INPUT DATA section start

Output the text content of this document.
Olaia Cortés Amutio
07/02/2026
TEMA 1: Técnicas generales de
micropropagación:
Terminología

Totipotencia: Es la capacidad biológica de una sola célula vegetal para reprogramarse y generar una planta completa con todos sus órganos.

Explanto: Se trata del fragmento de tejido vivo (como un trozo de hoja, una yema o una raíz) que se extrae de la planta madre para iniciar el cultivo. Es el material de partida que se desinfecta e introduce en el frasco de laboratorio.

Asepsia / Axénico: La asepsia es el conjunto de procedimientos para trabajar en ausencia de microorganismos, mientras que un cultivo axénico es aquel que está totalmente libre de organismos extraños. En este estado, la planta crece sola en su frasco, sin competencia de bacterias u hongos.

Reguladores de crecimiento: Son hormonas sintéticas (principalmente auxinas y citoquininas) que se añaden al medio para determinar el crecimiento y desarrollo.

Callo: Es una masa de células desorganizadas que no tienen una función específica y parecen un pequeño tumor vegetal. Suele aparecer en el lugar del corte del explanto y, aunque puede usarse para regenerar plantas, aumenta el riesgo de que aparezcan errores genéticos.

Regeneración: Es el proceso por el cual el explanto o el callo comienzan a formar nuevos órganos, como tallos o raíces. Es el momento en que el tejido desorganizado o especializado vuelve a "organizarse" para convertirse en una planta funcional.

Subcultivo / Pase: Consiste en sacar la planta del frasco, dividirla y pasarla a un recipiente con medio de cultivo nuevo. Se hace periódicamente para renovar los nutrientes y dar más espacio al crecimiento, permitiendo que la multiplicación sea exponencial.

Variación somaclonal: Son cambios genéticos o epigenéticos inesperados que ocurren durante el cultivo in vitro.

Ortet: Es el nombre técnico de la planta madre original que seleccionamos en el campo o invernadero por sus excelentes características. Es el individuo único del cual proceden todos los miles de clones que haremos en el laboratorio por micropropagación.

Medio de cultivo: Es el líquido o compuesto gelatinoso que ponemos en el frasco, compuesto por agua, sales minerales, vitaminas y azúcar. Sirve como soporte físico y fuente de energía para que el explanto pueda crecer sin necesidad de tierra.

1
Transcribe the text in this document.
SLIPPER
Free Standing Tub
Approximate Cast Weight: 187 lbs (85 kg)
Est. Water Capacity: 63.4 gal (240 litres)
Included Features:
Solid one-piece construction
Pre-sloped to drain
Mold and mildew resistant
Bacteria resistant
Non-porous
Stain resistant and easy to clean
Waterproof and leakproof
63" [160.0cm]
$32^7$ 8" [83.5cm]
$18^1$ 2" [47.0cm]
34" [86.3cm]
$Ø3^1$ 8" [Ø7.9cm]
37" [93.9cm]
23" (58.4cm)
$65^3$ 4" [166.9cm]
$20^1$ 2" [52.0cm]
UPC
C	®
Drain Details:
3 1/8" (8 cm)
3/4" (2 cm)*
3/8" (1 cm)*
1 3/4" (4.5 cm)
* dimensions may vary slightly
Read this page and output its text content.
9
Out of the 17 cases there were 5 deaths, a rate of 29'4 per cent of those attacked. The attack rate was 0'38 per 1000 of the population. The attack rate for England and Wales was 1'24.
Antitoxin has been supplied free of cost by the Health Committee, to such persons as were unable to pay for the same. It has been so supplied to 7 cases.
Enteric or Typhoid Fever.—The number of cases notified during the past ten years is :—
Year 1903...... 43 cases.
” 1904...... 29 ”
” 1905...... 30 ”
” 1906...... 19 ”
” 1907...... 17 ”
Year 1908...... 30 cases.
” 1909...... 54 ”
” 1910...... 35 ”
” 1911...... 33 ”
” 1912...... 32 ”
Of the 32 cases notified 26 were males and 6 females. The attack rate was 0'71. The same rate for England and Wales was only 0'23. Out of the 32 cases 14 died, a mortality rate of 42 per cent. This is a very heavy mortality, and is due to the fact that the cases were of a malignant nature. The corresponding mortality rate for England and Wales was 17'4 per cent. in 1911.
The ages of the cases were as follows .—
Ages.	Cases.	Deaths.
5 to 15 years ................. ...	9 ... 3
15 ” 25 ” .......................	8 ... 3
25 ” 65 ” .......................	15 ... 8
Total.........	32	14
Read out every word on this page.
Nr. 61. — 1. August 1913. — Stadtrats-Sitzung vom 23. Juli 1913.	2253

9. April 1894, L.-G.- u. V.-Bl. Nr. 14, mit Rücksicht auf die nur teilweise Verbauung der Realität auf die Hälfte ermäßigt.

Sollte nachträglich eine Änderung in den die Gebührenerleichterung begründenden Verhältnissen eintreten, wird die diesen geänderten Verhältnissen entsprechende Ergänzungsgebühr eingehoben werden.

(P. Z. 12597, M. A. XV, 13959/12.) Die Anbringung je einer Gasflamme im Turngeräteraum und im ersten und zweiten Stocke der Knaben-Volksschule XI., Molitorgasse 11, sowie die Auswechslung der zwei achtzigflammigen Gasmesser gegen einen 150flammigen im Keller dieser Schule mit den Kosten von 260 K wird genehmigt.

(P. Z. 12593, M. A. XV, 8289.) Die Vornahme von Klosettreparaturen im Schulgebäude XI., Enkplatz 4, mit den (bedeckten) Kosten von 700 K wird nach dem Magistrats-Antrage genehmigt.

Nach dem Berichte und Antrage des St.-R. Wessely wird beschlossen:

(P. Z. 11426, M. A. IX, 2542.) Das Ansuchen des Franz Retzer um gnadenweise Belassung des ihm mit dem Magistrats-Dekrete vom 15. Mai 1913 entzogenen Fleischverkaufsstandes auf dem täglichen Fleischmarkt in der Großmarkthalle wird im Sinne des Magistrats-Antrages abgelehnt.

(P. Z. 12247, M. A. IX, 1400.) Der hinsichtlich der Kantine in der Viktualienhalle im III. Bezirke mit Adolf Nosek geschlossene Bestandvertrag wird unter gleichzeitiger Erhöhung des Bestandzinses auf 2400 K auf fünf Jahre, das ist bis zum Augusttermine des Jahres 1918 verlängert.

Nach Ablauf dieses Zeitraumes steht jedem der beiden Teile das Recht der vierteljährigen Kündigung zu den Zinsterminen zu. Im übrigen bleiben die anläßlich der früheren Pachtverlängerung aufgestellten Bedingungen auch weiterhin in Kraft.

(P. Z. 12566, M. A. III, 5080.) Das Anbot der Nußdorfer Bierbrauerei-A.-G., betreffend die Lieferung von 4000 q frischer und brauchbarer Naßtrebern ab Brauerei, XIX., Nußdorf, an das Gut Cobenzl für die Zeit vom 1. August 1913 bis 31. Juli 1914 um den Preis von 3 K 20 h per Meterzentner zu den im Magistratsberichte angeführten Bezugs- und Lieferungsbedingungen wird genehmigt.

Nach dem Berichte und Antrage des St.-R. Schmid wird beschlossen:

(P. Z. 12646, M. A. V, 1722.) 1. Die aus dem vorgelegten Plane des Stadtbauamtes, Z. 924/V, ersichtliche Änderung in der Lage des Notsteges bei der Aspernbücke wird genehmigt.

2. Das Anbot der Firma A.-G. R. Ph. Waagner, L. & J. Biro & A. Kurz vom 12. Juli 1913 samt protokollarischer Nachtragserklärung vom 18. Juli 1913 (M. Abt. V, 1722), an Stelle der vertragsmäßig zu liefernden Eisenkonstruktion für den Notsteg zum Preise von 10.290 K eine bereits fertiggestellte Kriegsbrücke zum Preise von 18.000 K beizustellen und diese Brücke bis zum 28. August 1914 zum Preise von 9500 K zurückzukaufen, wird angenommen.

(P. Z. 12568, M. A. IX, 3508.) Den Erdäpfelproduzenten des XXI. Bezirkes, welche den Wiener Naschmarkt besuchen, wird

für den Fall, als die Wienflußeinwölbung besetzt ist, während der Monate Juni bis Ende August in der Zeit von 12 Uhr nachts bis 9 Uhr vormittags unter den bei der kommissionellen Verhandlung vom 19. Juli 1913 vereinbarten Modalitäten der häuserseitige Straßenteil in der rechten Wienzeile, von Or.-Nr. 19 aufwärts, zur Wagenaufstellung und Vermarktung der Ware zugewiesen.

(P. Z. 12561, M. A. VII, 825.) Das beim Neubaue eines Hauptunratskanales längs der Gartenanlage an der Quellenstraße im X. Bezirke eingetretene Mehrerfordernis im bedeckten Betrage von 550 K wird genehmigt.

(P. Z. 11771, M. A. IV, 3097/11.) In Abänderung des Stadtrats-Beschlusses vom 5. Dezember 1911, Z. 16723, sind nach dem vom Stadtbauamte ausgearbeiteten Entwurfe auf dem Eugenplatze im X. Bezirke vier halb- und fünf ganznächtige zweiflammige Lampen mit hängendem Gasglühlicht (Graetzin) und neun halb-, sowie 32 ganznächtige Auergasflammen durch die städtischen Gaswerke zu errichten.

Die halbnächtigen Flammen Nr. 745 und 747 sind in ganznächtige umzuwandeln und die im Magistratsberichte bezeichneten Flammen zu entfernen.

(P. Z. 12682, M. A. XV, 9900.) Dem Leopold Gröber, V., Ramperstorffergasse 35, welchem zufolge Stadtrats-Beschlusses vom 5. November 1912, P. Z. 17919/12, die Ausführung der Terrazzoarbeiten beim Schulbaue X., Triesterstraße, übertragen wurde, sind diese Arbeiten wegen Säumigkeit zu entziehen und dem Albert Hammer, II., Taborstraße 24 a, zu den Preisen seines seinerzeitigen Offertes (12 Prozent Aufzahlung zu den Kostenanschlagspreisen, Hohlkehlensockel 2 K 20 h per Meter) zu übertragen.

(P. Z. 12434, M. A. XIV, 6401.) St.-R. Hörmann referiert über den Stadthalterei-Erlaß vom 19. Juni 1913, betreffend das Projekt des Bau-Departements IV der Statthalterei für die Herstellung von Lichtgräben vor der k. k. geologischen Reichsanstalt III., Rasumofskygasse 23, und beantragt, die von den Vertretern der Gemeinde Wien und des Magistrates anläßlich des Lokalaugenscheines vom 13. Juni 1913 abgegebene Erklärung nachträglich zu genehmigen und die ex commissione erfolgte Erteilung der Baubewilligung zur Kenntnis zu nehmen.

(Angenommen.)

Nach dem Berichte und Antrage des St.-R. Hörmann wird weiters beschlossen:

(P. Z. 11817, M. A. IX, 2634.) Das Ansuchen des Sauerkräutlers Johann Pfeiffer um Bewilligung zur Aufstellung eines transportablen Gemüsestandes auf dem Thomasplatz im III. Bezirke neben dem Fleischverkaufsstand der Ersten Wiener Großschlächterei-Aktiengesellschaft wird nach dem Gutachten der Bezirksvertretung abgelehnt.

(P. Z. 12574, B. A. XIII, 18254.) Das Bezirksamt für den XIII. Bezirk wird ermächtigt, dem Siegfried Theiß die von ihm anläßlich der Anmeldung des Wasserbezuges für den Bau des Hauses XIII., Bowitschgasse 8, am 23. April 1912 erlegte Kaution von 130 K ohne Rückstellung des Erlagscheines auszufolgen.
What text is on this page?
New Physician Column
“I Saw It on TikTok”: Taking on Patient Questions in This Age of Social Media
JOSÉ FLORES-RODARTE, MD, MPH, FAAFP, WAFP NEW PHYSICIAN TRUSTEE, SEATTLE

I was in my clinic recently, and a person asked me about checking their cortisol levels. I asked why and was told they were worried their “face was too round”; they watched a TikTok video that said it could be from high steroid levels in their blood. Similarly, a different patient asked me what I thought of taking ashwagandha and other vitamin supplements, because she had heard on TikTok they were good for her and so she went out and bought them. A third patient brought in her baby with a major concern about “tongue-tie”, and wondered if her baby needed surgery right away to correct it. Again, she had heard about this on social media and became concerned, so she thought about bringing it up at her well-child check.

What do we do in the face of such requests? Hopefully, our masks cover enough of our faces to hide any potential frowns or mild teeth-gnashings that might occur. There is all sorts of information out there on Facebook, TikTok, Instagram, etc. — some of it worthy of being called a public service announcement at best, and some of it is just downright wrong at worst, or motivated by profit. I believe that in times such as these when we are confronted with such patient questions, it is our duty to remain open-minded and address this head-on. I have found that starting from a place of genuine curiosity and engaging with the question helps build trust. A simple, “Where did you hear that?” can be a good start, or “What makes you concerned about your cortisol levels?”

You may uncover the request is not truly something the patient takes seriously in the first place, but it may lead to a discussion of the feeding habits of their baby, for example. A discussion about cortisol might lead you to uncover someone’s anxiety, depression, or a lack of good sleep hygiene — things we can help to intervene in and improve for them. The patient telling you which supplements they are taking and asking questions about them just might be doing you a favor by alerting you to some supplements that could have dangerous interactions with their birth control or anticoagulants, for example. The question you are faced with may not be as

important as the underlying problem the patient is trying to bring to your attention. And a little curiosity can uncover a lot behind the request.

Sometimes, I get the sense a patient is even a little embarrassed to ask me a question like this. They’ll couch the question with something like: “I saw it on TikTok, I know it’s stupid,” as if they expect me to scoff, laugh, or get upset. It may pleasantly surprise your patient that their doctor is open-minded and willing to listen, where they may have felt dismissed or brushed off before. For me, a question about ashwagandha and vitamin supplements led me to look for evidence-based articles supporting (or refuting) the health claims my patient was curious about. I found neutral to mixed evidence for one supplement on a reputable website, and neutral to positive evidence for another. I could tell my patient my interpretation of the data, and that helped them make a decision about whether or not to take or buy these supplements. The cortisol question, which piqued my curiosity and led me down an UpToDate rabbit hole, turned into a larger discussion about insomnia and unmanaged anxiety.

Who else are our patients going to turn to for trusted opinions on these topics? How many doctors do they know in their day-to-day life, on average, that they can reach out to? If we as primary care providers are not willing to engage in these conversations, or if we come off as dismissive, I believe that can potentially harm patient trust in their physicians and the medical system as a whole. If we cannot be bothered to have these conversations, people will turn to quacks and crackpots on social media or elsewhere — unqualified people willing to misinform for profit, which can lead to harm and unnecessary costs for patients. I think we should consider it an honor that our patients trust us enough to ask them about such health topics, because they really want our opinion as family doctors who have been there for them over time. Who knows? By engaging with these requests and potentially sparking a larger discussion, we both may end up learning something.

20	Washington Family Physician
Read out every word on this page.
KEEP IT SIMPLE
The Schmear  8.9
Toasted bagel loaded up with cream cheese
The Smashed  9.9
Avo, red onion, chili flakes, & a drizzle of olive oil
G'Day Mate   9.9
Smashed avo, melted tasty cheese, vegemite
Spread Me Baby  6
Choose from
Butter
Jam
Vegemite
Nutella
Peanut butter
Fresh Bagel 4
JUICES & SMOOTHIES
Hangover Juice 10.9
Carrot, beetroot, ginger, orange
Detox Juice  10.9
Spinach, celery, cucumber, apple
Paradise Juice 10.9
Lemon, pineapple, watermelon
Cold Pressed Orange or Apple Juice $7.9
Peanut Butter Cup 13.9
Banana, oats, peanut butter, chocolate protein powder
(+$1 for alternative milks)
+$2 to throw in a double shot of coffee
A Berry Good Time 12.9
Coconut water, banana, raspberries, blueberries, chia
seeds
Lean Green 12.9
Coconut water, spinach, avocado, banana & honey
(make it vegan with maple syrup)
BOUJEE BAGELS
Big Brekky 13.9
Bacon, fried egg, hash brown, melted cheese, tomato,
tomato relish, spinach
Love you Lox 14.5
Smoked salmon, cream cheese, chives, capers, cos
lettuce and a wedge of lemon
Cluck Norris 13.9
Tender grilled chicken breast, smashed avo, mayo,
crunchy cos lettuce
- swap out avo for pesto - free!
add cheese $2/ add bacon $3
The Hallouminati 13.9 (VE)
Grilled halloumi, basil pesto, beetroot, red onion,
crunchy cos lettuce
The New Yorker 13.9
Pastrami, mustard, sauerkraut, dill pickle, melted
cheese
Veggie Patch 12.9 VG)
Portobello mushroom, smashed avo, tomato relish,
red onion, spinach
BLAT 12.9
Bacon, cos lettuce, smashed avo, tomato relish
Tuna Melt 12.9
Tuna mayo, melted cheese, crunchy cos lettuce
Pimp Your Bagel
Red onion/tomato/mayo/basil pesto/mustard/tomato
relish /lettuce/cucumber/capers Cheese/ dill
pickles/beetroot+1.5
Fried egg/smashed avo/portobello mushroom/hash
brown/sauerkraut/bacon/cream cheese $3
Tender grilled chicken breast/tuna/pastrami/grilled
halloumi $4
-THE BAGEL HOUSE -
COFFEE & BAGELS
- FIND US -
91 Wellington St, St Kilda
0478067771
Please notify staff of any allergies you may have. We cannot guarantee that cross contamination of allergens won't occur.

INPUT DATA section end

## WHAT TO WORK ON
Take every line from the data that includes the word "resistant".

## RESPONSE AREA
Mold and mildew resistant
Bacteria resistant
Stain resistant and easy to clean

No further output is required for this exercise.